Give back the lines from the first one through the line containing "swar-note: सा: [306, 865, 320, 881]", both included, without changing anything.

Region annotation lines:
**********
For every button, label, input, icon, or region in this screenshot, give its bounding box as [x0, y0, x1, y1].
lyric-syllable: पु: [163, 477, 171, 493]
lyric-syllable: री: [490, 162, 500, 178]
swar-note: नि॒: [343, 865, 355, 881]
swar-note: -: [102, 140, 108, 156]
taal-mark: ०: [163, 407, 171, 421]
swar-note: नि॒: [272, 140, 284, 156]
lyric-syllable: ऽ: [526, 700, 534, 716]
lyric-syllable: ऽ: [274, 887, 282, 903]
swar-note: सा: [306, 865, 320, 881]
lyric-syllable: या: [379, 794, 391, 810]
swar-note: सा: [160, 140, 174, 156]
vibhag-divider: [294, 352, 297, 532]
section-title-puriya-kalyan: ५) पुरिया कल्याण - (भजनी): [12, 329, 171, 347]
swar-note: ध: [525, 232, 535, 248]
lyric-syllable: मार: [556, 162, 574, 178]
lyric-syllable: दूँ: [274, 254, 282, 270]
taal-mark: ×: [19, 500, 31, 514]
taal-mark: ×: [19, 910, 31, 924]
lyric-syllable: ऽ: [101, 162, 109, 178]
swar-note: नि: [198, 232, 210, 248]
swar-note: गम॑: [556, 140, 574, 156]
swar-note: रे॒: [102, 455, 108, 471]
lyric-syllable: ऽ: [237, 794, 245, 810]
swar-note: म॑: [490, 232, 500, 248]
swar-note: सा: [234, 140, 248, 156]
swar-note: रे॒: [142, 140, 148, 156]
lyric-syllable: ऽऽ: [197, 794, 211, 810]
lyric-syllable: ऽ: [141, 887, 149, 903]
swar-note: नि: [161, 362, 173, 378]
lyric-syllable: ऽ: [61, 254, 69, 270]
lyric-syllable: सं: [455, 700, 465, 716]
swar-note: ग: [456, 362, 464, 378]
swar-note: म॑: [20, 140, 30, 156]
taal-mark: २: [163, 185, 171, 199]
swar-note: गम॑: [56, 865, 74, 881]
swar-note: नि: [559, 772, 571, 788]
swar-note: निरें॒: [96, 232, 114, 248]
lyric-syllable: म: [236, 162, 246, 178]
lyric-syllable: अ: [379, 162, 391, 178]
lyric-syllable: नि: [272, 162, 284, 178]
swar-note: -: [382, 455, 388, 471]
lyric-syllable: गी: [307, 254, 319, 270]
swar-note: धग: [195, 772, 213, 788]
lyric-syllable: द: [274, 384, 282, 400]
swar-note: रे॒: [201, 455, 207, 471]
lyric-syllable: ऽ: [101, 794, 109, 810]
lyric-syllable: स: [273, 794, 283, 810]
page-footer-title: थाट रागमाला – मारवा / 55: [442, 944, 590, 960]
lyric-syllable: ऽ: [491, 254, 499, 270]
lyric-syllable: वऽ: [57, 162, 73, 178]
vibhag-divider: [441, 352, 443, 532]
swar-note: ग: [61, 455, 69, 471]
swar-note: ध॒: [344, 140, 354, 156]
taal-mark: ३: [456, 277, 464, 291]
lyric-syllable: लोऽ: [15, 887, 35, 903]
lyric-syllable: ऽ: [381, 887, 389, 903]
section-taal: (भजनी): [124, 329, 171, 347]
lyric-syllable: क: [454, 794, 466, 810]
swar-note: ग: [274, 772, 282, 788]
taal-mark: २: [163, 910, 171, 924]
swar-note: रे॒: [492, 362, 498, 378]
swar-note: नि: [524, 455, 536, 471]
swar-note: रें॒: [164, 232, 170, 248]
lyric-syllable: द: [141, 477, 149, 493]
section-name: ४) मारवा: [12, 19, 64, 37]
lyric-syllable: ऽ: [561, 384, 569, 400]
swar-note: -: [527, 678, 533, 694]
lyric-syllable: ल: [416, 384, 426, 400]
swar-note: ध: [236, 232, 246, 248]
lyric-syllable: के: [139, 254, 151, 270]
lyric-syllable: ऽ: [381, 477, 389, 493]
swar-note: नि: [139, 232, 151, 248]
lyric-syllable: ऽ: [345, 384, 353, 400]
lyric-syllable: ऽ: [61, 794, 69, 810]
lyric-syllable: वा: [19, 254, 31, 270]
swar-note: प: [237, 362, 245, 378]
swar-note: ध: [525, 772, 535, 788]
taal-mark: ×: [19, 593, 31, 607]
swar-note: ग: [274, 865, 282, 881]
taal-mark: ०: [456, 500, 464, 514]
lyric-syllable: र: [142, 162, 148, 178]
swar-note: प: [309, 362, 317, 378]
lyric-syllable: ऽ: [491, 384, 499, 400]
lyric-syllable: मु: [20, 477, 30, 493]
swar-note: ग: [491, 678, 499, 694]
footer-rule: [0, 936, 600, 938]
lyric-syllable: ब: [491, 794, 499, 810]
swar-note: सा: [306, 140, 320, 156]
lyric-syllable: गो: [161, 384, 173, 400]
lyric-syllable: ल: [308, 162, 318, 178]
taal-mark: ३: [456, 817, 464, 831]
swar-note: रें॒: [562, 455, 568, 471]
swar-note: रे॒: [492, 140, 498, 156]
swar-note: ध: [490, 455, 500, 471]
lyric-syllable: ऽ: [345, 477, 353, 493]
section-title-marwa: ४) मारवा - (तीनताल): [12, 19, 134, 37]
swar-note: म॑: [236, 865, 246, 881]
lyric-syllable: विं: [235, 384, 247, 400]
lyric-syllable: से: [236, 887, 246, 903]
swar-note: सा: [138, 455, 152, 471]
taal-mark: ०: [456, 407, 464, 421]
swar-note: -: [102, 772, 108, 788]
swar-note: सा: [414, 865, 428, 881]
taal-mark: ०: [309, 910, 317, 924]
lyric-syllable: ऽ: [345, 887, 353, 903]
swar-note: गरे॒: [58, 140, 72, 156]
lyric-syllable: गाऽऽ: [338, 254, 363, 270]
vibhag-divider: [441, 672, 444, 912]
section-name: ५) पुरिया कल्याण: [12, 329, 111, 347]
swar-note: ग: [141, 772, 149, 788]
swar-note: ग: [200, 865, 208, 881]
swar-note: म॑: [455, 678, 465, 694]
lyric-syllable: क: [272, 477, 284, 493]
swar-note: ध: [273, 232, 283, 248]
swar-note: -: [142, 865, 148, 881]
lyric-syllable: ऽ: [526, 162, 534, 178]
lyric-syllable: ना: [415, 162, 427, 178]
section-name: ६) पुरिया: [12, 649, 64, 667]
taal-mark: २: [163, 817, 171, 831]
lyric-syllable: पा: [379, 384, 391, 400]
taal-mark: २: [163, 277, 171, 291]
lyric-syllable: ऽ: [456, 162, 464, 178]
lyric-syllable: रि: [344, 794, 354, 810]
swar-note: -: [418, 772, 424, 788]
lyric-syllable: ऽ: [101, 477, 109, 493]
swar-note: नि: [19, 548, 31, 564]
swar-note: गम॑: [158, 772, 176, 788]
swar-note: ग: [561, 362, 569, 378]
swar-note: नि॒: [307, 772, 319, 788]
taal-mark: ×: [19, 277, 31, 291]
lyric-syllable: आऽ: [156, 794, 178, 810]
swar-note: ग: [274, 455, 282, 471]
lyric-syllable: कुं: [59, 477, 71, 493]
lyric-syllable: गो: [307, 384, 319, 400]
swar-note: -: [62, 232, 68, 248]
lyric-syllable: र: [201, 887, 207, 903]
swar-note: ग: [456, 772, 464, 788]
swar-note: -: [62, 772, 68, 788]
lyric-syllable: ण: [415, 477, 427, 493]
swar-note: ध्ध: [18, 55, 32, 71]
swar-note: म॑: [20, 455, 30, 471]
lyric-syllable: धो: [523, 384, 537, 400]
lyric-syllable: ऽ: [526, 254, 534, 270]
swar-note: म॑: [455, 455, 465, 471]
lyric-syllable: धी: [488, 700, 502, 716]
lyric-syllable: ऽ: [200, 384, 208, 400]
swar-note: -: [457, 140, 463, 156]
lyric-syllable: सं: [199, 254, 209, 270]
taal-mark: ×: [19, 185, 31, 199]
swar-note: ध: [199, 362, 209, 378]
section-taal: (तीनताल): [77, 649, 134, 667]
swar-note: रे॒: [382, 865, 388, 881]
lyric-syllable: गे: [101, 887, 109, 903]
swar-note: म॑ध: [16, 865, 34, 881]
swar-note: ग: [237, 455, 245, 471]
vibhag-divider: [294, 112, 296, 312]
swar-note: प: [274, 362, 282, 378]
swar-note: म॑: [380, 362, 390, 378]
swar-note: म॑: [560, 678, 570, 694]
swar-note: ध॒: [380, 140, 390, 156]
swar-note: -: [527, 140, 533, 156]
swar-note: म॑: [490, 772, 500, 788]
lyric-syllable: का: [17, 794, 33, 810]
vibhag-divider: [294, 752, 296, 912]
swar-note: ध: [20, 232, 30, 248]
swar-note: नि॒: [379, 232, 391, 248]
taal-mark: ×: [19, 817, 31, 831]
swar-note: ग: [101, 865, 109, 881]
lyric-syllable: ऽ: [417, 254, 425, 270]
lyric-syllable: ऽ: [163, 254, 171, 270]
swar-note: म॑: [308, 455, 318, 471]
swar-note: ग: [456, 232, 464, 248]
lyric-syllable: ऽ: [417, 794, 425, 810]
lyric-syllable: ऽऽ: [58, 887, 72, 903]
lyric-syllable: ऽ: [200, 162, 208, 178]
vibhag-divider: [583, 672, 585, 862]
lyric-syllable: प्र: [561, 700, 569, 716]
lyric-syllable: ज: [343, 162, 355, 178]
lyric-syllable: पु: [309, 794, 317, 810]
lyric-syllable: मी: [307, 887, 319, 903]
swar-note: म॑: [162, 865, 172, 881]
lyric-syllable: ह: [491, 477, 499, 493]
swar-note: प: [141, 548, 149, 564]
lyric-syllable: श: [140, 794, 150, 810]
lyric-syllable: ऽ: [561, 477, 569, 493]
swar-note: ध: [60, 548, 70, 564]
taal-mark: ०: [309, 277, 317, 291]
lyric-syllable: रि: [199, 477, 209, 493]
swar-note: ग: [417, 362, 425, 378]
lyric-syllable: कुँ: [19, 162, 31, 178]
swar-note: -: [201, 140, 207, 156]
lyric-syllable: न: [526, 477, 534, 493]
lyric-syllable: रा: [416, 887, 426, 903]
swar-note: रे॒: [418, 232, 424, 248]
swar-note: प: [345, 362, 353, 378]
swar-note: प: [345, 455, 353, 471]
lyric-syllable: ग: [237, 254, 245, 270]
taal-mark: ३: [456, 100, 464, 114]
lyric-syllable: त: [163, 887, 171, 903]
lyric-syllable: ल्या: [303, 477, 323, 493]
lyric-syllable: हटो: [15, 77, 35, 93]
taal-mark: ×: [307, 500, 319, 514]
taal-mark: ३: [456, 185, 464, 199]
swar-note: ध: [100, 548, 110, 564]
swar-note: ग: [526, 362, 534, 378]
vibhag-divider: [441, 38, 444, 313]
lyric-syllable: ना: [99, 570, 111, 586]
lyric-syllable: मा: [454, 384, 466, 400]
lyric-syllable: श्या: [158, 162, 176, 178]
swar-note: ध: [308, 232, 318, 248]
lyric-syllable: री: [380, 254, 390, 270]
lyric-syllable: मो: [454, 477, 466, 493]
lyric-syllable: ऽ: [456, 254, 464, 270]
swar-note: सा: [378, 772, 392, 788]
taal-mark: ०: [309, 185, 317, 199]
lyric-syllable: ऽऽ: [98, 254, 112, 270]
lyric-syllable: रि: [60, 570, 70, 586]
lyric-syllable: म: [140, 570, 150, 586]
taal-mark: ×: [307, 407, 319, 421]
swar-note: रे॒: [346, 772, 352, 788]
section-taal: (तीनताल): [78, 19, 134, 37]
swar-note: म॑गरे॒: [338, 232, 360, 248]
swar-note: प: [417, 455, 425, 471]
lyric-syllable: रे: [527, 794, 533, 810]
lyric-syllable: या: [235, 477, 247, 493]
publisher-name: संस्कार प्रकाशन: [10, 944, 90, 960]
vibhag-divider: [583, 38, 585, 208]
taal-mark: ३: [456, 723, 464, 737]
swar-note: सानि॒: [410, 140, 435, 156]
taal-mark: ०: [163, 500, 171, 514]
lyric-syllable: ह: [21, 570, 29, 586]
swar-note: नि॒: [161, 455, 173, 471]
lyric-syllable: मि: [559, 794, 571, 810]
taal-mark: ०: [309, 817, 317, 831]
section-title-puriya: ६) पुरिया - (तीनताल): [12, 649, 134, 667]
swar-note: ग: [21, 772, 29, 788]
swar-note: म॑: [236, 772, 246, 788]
**********
▸ The response
For every button, label, input, icon, or region in this screenshot, give its bounding box as [x0, y0, x1, y1].
lyric-syllable: पु: [163, 477, 171, 493]
lyric-syllable: री: [490, 162, 500, 178]
swar-note: नि॒: [343, 865, 355, 881]
swar-note: -: [102, 140, 108, 156]
taal-mark: ०: [163, 407, 171, 421]
swar-note: नि॒: [272, 140, 284, 156]
lyric-syllable: ऽ: [526, 700, 534, 716]
lyric-syllable: ऽ: [274, 887, 282, 903]
swar-note: सा: [306, 865, 320, 881]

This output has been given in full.